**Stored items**
※

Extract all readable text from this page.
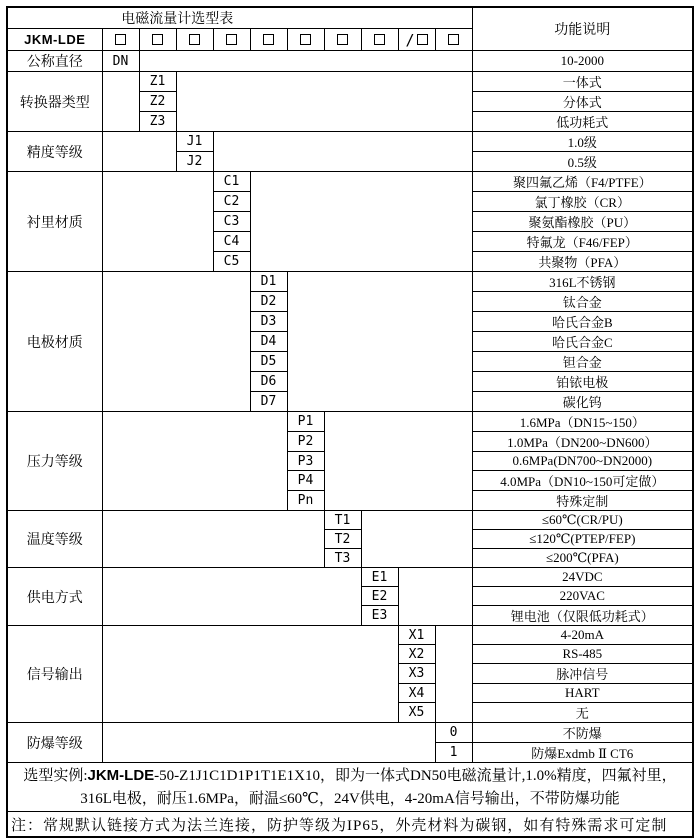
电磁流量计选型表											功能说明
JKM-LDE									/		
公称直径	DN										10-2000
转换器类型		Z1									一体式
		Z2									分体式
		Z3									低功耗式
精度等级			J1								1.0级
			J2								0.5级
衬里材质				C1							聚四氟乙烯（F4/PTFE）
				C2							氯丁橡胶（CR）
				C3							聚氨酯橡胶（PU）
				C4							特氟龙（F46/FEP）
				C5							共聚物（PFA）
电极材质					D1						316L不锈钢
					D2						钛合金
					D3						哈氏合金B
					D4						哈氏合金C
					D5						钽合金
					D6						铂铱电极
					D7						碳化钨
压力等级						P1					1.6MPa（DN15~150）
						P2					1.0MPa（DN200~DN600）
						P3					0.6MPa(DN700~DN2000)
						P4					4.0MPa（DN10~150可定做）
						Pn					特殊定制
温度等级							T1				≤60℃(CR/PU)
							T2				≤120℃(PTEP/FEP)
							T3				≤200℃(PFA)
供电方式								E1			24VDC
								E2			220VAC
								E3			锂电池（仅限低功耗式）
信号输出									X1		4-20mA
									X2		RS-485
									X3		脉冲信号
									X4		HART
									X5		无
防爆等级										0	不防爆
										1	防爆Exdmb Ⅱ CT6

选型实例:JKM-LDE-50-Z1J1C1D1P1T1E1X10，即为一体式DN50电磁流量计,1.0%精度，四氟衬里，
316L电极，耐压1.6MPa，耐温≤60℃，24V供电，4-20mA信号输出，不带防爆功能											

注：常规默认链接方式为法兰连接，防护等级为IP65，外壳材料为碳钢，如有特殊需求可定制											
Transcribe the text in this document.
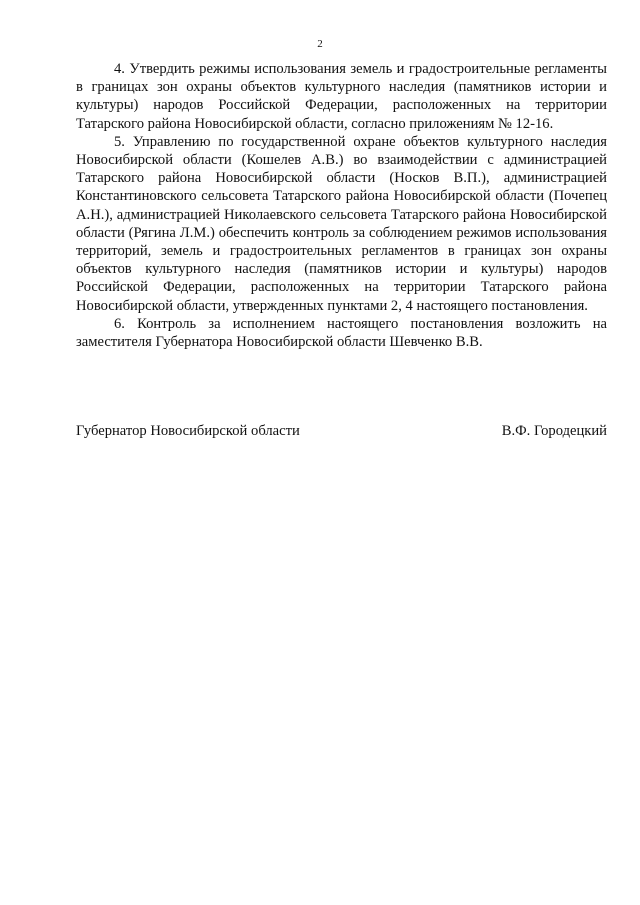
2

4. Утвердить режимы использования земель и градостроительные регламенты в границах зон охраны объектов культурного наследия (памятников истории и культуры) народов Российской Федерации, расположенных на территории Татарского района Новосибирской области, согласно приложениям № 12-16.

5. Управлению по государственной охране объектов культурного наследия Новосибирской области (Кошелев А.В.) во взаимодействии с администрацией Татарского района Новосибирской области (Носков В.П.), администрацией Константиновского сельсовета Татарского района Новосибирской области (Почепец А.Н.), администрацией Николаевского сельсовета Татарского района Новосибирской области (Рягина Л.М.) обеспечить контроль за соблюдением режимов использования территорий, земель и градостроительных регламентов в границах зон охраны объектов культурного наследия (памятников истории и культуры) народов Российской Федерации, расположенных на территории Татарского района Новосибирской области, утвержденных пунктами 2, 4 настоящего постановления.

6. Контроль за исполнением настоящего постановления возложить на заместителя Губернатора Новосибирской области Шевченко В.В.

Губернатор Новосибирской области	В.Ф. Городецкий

※

**Given task**
Write out the entries again, exactly as given, skipping any images.

**Complete output**
Extract all readable text from this page.
电磁流量计选型表											功能说明
JKM-LDE									/		
公称直径	DN										10-2000
转换器类型		Z1									一体式
		Z2									分体式
		Z3									低功耗式
精度等级			J1								1.0级
			J2								0.5级
衬里材质				C1							聚四氟乙烯（F4/PTFE）
				C2							氯丁橡胶（CR）
				C3							聚氨酯橡胶（PU）
				C4							特氟龙（F46/FEP）
				C5							共聚物（PFA）
电极材质					D1						316L不锈钢
					D2						钛合金
					D3						哈氏合金B
					D4						哈氏合金C
					D5						钽合金
					D6						铂铱电极
					D7						碳化钨
压力等级						P1					1.6MPa（DN15~150）
						P2					1.0MPa（DN200~DN600）
						P3					0.6MPa(DN700~DN2000)
						P4					4.0MPa（DN10~150可定做）
						Pn					特殊定制
温度等级							T1				≤60℃(CR/PU)
							T2				≤120℃(PTEP/FEP)
							T3				≤200℃(PFA)
供电方式								E1			24VDC
								E2			220VAC
								E3			锂电池（仅限低功耗式）
信号输出									X1		4-20mA
									X2		RS-485
									X3		脉冲信号
									X4		HART
									X5		无
防爆等级										0	不防爆
										1	防爆Exdmb Ⅱ CT6

选型实例:JKM-LDE-50-Z1J1C1D1P1T1E1X10，即为一体式DN50电磁流量计,1.0%精度，四氟衬里，
316L电极，耐压1.6MPa，耐温≤60℃，24V供电，4-20mA信号输出，不带防爆功能											

注：常规默认链接方式为法兰连接，防护等级为IP65，外壳材料为碳钢，如有特殊需求可定制											
Transcribe the text in this document.
2

4. Утвердить режимы использования земель и градостроительные регламенты в границах зон охраны объектов культурного наследия (памятников истории и культуры) народов Российской Федерации, расположенных на территории Татарского района Новосибирской области, согласно приложениям № 12-16.

5. Управлению по государственной охране объектов культурного наследия Новосибирской области (Кошелев А.В.) во взаимодействии с администрацией Татарского района Новосибирской области (Носков В.П.), администрацией Константиновского сельсовета Татарского района Новосибирской области (Почепец А.Н.), администрацией Николаевского сельсовета Татарского района Новосибирской области (Рягина Л.М.) обеспечить контроль за соблюдением режимов использования территорий, земель и градостроительных регламентов в границах зон охраны объектов культурного наследия (памятников истории и культуры) народов Российской Федерации, расположенных на территории Татарского района Новосибирской области, утвержденных пунктами 2, 4 настоящего постановления.

6. Контроль за исполнением настоящего постановления возложить на заместителя Губернатора Новосибирской области Шевченко В.В.

Губернатор Новосибирской области	В.Ф. Городецкий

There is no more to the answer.